■ **LESETEXT**:
--------
Sofort Bilder ist eine wunderbar entspannte Autobiographie in über 400 Polaroids aus Wenders frühen Filmjahren, garniert mit shortshort stories seiner Erlebnisse und wenigen Fotos von Annie Leibovitz. Wie anders als so, sollte ein Künstler wie Wenders sein Leben erzählen – als in Bildern rund um seine Filme. Für den Leser und Betrachter ist es ein großes Glück, dass diese Lebensschau in Fotos einer Polaroid SX 70 geschieht, die immer wie Originalschnipsel Leben wirken.  Wie in seinen Roadmovies entwickelt sich sein Leben fast wie ohne Plan und Drehbuch, vieles, was dokumentiert ist, geschieht einfach und ergibt erst zum Schluss ein Ganzes. Und wie die echten Lebensgeschichten haben die Polaroids  immer wieder Kratz- oder Knickspuren, sind in ihren Farben verblasst, und manche wirken in ihrer Unschärfe wie Filmschnipsel in Zeitlupe. Wenders erzählt von seinen Begegnungen mit Peter Handke und Filmgrößen wie Sam Fuller, Sam Shepard, Nicolas Ray und eben auch mit Annie Leibovitz auf einer gemeinsamen Autofahrt von San Francisco nach Los Angeles. Und dann ist da noch sein ganz besonderer Abschied von John Lennon: mit einem Kurztrip nach New York beendet Wenders für sich das Ende einer ganzen Ära.
--------
■ **BEREITGESTELLTES MATERIAL**:
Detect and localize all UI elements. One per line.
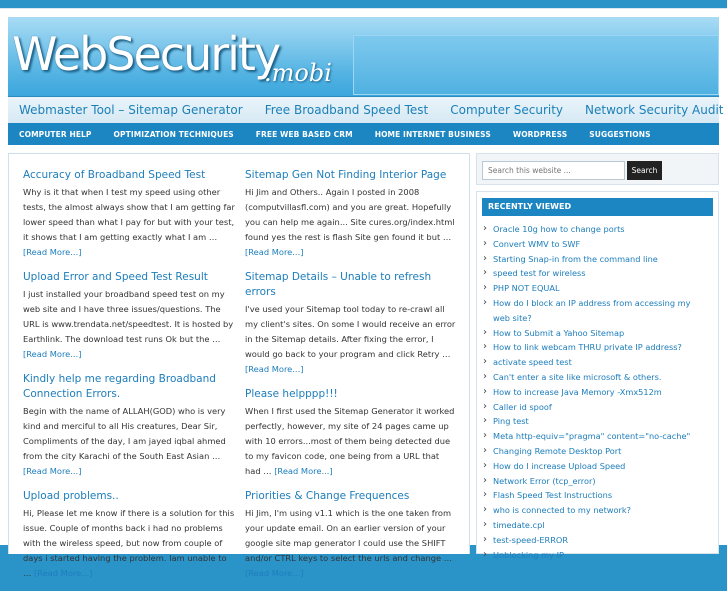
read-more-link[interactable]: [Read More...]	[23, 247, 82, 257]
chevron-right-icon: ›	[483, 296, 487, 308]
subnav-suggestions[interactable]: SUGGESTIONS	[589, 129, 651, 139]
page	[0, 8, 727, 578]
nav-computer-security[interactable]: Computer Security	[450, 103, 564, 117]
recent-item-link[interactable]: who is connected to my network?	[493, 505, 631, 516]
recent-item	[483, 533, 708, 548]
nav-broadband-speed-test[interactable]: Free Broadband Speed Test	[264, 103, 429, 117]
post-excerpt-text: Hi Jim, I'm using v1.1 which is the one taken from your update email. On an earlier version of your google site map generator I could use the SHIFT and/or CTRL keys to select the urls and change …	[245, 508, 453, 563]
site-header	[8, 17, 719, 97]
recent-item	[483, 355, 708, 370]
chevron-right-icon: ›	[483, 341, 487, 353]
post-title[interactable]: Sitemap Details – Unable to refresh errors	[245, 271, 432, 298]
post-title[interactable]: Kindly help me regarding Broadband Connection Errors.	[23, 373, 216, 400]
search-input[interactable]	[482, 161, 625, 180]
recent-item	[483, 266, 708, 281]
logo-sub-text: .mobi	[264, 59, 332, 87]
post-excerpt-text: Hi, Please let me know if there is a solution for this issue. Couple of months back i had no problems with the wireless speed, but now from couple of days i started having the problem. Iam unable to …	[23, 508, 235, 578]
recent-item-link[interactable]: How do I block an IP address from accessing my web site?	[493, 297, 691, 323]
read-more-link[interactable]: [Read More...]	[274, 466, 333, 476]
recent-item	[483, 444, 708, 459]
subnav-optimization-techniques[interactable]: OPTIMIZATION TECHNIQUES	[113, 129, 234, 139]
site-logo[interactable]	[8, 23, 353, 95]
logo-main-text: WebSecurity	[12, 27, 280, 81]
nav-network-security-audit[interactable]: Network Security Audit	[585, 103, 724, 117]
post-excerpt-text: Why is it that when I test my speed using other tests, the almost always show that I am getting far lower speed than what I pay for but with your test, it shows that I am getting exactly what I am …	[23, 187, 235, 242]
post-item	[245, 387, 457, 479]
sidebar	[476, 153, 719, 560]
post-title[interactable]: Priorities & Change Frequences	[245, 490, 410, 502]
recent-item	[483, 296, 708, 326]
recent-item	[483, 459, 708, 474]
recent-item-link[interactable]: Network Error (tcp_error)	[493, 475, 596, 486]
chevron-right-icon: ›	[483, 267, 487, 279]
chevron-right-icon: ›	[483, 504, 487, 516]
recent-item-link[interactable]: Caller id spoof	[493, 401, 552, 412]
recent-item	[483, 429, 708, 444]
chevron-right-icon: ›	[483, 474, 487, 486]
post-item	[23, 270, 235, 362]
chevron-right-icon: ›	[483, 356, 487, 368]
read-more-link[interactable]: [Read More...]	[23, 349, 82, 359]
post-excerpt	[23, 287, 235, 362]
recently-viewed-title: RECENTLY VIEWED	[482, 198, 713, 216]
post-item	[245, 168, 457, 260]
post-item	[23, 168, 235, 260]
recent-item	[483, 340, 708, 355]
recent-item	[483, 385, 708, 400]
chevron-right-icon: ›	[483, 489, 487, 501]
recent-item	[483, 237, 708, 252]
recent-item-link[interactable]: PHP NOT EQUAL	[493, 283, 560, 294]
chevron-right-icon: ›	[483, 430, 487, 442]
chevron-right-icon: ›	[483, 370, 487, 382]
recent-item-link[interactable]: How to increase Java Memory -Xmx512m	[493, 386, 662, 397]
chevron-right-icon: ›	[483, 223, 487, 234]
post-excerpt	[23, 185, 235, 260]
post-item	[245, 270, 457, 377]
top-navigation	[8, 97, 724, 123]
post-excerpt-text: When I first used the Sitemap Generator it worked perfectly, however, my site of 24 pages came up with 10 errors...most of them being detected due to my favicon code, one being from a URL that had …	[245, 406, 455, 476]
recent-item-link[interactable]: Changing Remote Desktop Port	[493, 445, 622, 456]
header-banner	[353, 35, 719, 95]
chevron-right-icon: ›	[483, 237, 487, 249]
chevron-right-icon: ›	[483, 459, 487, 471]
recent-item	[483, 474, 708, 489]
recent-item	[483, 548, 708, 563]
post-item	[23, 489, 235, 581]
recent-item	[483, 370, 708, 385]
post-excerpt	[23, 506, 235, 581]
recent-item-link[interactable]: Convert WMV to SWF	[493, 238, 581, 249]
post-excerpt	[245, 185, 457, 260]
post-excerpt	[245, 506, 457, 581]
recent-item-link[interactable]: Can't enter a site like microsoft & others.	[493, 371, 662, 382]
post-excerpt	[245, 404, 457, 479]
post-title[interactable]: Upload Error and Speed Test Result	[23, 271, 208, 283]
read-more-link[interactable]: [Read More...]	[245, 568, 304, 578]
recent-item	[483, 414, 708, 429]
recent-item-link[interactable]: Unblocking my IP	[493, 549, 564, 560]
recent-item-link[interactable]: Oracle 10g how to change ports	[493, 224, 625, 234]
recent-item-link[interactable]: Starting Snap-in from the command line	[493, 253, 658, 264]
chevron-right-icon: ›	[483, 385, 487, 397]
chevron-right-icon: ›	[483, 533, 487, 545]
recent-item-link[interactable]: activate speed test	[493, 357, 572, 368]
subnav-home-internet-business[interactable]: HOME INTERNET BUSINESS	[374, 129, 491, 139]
--------
Nenne alle Personen, von deren Begegnungen mit Wenders der Lesetext berichtet.

■ **VOLLSTÄNDIGE AUSGABE**:
Peter Handke, Sam Fuller, Sam Shepard, Nicolas Ray, Annie Leibovitz